** BEGIN DATASET CONTENT **
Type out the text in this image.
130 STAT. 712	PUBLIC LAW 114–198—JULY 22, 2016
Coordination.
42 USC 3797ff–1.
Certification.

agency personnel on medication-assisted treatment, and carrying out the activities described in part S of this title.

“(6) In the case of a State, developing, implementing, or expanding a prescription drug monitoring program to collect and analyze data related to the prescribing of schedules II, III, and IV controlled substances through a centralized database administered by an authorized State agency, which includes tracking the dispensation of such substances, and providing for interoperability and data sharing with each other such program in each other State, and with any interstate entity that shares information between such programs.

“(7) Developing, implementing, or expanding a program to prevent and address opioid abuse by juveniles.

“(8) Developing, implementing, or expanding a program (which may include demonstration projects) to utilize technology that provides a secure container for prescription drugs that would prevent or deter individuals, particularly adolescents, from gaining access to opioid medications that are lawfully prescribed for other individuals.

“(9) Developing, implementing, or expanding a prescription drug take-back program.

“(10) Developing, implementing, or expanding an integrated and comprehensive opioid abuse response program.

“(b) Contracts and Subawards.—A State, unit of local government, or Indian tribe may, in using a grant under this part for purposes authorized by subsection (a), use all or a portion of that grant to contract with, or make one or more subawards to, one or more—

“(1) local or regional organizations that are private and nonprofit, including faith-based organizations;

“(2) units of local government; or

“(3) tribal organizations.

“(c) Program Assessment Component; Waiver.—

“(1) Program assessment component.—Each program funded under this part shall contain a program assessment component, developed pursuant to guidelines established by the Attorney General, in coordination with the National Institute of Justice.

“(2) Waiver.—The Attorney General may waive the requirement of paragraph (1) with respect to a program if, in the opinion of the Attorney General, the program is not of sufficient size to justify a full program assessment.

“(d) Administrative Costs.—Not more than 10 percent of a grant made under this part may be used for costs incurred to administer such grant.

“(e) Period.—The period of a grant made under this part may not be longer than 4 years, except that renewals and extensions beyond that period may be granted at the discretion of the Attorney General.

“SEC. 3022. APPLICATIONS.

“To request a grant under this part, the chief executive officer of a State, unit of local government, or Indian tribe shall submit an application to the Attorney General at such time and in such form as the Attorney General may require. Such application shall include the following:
** END DATASET CONTENT **
YOUR INSTRUCTIONS – In the records above, locate each line with the word "local". Copy all such lines.

SOLUTION –
“(b) Contracts and Subawards.—A State, unit of local government, or Indian tribe may, in using a grant under this part for purposes authorized by subsection (a), use all or a portion of that grant to contract with, or make one or more subawards to, one or more—
“(1) local or regional organizations that are private and nonprofit, including faith-based organizations;
“(2) units of local government; or
“To request a grant under this part, the chief executive officer of a State, unit of local government, or Indian tribe shall submit an application to the Attorney General at such time and in such form as the Attorney General may require. Such application shall include the following:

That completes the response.